BEGIN
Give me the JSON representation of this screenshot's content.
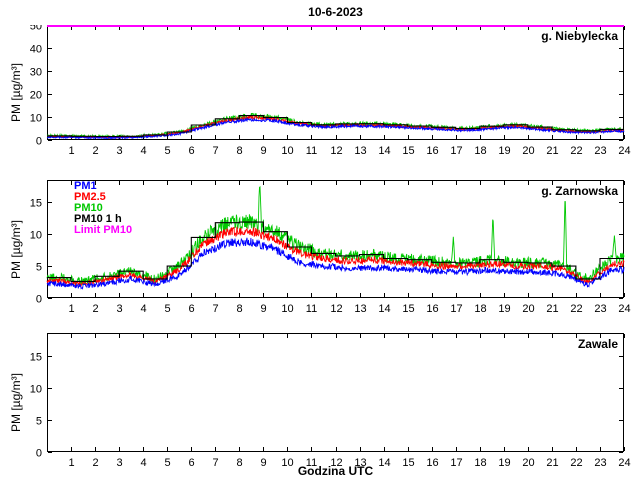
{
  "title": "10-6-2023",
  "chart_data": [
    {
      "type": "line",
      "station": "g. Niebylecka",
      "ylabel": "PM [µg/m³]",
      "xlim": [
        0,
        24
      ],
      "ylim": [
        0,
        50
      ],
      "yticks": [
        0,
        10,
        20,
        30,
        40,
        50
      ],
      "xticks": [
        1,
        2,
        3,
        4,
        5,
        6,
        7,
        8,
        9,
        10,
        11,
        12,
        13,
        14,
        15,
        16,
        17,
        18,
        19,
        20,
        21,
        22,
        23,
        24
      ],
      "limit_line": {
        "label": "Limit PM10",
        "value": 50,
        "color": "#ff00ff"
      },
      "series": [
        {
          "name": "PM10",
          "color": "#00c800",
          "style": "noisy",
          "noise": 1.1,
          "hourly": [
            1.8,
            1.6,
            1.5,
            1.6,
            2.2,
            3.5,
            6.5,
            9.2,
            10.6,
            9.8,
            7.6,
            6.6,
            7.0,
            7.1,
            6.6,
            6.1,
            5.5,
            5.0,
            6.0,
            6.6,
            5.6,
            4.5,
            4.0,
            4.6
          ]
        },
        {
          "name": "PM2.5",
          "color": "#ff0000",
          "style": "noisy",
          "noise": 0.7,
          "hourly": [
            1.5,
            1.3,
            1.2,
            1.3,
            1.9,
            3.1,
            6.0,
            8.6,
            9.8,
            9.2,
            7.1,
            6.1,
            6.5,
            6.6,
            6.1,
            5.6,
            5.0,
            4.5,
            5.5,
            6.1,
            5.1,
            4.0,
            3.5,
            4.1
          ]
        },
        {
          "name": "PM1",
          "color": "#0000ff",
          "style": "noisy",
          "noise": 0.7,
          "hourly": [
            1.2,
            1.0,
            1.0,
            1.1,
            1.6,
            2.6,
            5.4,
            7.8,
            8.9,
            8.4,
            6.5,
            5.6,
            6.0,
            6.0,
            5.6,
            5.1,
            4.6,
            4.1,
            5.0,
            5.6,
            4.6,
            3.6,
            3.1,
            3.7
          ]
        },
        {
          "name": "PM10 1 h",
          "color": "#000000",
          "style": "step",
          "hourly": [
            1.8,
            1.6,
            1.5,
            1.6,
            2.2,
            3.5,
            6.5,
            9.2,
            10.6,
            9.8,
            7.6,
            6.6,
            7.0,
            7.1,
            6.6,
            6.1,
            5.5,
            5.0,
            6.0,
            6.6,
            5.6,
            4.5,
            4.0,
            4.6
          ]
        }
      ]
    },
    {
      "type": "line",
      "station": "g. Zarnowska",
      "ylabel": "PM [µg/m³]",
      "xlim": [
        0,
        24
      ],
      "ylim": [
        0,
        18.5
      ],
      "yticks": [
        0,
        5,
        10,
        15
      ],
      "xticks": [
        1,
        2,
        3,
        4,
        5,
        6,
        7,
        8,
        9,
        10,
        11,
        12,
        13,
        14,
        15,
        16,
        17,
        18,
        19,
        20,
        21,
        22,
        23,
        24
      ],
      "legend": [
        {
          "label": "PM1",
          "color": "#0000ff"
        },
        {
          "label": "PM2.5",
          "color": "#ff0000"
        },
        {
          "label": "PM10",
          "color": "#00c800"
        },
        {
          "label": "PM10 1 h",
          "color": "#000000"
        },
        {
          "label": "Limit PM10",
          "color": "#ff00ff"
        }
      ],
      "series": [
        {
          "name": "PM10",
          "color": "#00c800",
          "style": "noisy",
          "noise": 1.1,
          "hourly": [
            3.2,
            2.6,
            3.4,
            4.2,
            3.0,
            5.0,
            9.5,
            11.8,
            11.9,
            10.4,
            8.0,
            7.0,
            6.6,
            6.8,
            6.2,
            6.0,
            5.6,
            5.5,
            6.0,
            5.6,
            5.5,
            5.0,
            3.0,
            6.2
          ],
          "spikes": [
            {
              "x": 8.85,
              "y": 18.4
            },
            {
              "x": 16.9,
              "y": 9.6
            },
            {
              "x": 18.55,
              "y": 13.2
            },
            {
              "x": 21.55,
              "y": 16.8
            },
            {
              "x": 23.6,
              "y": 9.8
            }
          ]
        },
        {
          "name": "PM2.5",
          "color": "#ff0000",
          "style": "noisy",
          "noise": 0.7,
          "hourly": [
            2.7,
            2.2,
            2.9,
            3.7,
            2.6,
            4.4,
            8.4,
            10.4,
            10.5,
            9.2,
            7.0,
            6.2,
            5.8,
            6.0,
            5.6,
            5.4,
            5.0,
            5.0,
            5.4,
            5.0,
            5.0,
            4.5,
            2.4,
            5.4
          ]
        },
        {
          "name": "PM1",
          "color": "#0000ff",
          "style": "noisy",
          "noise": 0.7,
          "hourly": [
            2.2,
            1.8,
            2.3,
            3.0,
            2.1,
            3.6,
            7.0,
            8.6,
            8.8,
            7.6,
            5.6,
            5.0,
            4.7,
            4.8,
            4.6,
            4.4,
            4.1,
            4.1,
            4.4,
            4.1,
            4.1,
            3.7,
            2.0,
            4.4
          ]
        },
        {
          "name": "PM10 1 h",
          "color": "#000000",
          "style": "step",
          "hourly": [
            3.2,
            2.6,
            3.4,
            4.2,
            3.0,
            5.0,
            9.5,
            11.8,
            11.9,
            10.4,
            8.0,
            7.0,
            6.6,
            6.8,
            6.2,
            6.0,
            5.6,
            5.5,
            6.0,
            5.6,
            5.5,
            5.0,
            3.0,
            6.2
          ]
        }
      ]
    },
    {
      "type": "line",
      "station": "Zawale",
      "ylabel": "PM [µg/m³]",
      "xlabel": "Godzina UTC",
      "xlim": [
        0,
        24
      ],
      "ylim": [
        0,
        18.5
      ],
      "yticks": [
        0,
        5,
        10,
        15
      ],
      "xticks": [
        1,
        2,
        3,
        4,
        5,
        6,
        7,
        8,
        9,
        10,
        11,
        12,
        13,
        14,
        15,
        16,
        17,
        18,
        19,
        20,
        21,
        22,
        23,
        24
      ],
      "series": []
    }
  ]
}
END
BEGIN
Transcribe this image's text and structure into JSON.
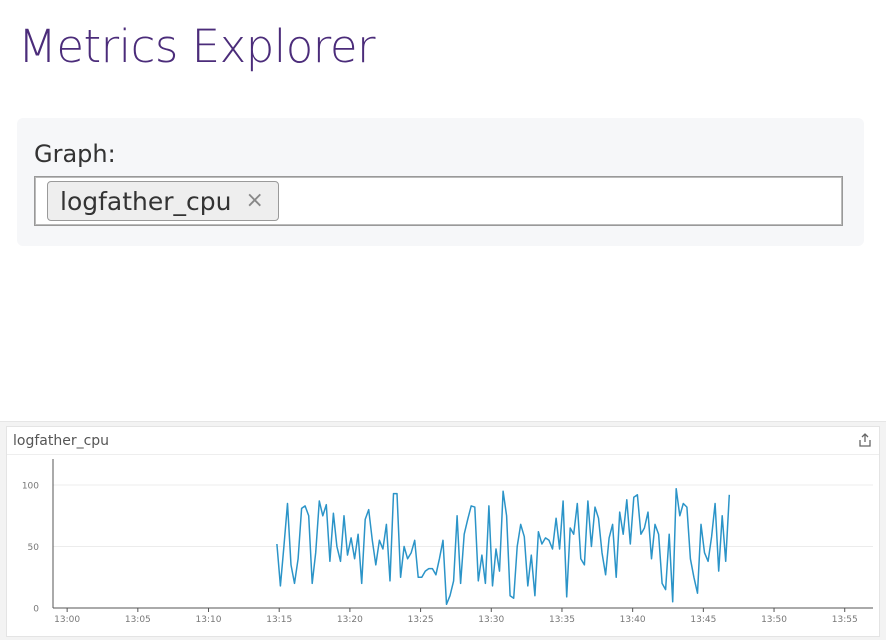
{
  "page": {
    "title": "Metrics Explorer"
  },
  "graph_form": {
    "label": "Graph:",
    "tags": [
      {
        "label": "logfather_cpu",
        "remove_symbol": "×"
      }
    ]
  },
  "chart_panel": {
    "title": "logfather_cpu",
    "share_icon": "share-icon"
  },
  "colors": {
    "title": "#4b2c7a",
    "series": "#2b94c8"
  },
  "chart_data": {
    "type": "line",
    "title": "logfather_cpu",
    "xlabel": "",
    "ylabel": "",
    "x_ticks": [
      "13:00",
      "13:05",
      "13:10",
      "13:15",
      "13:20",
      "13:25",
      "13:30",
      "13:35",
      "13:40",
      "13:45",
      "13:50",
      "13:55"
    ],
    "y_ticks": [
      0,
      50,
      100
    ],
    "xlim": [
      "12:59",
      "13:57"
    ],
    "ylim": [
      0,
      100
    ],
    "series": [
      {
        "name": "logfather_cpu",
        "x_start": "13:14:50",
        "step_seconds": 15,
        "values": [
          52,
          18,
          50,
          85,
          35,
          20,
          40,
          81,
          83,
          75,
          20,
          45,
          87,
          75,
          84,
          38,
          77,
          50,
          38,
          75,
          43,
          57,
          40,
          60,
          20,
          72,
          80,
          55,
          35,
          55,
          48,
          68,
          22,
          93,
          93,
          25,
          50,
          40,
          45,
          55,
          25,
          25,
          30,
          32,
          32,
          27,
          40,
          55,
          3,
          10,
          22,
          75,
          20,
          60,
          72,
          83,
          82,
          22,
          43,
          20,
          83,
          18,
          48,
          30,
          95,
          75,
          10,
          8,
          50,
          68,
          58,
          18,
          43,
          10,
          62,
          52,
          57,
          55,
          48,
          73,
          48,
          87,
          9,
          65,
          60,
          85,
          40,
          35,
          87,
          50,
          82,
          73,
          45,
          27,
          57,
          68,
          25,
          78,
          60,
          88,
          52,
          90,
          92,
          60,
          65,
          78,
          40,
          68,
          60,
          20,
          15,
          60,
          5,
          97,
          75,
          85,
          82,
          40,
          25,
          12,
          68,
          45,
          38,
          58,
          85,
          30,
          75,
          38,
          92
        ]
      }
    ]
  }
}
END
BEGIN
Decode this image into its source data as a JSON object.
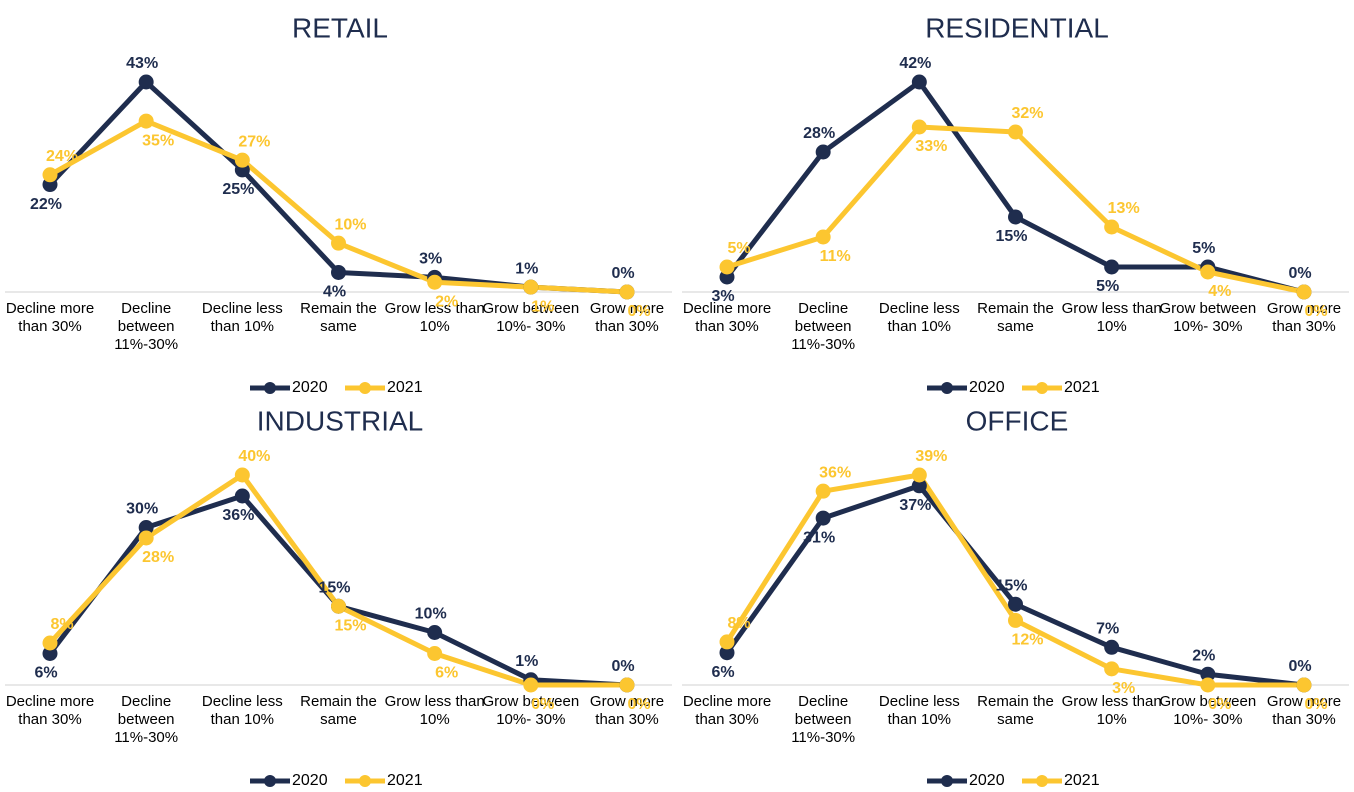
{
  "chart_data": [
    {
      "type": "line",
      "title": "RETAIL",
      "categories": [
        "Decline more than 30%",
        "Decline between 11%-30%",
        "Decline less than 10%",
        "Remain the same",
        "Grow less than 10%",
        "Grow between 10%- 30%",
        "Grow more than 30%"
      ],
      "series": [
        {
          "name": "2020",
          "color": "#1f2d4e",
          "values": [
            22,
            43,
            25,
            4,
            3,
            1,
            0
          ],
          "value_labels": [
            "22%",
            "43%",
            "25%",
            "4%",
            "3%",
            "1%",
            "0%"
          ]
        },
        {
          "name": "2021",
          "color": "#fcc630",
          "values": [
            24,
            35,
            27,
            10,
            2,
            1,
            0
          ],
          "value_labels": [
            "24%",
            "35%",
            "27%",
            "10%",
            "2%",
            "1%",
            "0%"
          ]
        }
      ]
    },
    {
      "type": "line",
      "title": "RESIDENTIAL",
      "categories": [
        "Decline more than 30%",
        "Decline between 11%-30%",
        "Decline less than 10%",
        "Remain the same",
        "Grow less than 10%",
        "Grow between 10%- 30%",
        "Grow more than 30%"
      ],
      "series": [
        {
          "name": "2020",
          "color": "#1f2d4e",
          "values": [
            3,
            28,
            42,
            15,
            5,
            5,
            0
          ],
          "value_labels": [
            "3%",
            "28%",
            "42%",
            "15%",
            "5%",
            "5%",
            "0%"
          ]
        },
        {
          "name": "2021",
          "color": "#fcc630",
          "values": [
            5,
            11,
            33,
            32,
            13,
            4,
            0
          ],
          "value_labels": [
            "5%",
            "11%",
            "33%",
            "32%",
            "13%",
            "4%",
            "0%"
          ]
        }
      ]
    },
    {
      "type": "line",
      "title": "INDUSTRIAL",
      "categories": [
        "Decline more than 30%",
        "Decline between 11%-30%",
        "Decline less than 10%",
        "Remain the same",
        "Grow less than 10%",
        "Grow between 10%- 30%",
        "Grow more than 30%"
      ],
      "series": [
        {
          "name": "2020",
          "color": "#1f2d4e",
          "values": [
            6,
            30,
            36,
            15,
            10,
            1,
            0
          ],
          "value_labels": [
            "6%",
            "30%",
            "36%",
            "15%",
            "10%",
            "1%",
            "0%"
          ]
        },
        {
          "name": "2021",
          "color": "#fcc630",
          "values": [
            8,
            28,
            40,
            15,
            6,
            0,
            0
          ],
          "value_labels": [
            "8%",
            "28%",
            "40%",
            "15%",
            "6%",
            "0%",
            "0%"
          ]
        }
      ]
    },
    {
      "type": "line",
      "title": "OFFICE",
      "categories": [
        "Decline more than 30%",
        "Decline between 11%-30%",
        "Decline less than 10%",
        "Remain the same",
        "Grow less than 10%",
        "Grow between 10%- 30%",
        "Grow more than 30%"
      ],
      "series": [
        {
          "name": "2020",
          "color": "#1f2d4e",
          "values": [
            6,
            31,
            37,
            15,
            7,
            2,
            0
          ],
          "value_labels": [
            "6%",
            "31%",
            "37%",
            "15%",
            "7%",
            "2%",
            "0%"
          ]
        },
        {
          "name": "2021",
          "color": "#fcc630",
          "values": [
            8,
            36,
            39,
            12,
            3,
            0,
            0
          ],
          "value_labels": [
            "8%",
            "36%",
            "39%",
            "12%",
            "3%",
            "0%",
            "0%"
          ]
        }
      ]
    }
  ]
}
END
- SET EXERCISE -
Show, from the material above, each line that includes the string "JSON".

- SOLVED PROBLEM -
Give me the JSON representation of this screenshot's content.
Transcribe this image's text and structure into JSON.
Decode this image into its source data as a JSON object.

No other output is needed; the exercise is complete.